→ **Given instruction**
Select, from the material below, each line with "series" in it.

(Figure content listings)
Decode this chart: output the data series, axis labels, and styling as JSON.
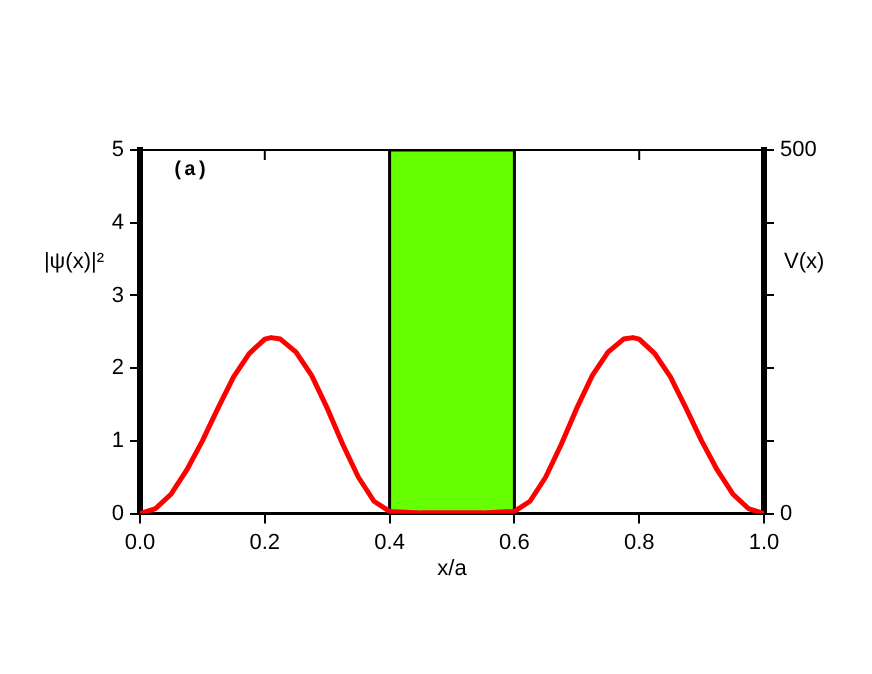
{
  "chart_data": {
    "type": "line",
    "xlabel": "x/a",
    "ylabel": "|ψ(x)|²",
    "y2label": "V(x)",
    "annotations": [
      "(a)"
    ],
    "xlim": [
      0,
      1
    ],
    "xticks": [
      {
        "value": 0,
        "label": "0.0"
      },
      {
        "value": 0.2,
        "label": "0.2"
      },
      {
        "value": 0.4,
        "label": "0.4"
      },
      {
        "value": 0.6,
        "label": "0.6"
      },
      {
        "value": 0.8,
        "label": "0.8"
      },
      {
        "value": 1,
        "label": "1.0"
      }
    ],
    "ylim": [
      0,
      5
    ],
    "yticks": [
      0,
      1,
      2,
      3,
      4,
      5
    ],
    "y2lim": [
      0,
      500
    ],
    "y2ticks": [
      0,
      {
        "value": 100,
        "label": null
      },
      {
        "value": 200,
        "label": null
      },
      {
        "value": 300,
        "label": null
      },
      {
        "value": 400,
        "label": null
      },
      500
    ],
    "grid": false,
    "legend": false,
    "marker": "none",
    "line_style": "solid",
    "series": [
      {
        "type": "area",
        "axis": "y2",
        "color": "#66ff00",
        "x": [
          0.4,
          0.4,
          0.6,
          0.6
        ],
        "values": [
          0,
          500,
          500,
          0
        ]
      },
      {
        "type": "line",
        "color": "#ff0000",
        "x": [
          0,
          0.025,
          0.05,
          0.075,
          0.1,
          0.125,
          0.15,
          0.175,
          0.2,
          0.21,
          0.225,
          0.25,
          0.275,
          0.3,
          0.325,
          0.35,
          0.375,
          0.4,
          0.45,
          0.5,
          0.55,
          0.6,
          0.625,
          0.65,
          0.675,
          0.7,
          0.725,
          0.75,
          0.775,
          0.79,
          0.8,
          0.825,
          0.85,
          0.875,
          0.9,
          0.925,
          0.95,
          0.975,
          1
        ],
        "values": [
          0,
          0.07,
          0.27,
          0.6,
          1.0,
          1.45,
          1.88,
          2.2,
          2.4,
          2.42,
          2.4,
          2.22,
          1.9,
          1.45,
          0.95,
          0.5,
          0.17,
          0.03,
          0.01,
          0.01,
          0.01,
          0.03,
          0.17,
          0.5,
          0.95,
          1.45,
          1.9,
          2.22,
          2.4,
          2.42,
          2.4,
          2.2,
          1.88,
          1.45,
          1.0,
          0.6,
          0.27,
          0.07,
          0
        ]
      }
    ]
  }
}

→ **Solution**
Decode this chart: output the data series, axis labels, and styling as JSON.
    "series": [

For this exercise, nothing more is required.